● WHAT THE TASK REQUIRES:
Pull out all lines from the listing below in which the word "initial" appears.
— begin INPUT ROWS —
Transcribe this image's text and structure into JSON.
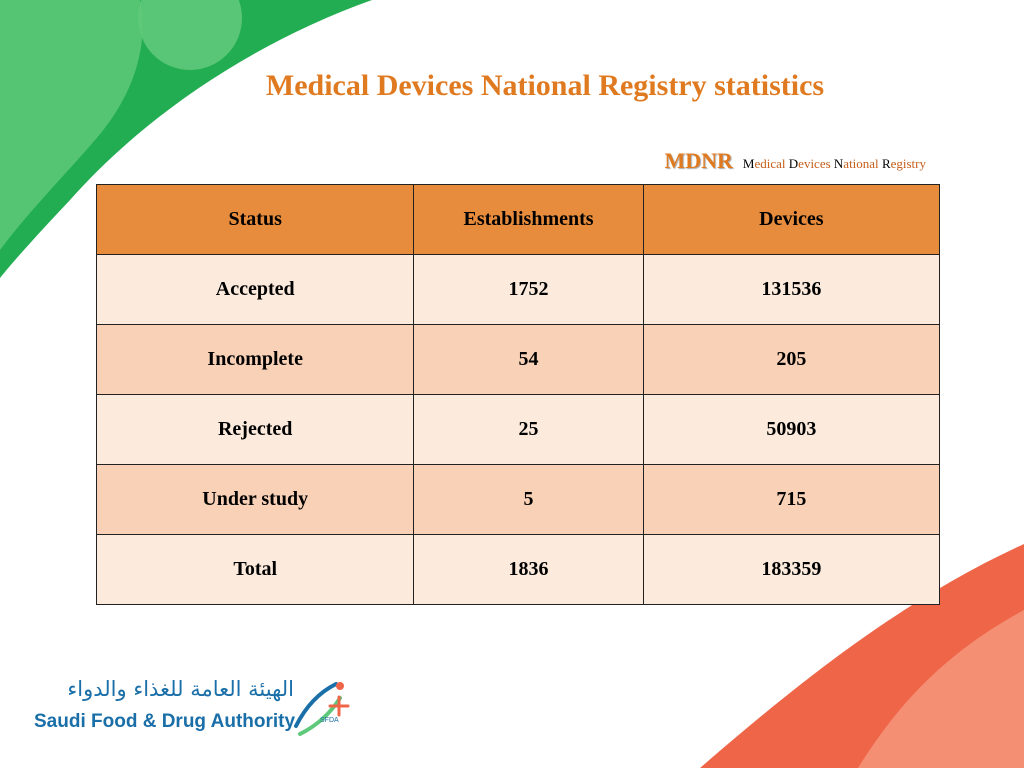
{
  "slide": {
    "title": "Medical Devices National Registry statistics"
  },
  "mdnr": {
    "abbr": "MDNR",
    "full": [
      {
        "initial": "M",
        "rest": "edical "
      },
      {
        "initial": "D",
        "rest": "evices "
      },
      {
        "initial": "N",
        "rest": "ational "
      },
      {
        "initial": "R",
        "rest": "egistry"
      }
    ]
  },
  "table": {
    "headers": [
      "Status",
      "Establishments",
      "Devices"
    ],
    "rows": [
      [
        "Accepted",
        "1752",
        "131536"
      ],
      [
        "Incomplete",
        "54",
        "205"
      ],
      [
        "Rejected",
        "25",
        "50903"
      ],
      [
        "Under study",
        "5",
        "715"
      ],
      [
        "Total",
        "1836",
        "183359"
      ]
    ]
  },
  "logo": {
    "arabic": "الهيئة العامة للغذاء والدواء",
    "english": "Saudi Food & Drug Authority",
    "mark_text": "SFDA"
  },
  "colors": {
    "title": "#e07a20",
    "mdnr_abbr": "#e07a20",
    "mdnr_rest": "#c65f1c",
    "header_bg": "#e78b3c",
    "row_light": "#fcebdd",
    "row_dark": "#f9d1b7",
    "green_dark": "#23ad52",
    "green_light": "#5ec97a",
    "red_dark": "#ef6548",
    "red_light": "#f59a7f",
    "logo_blue": "#1a6fa8"
  },
  "icons": {
    "logo_mark": "sfda-logo-icon"
  }
}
— end INPUT ROWS —
● REPLY TO THE EXERCISE:
        "initial": "M",
        "initial": "D",
        "initial": "N",
        "initial": "R",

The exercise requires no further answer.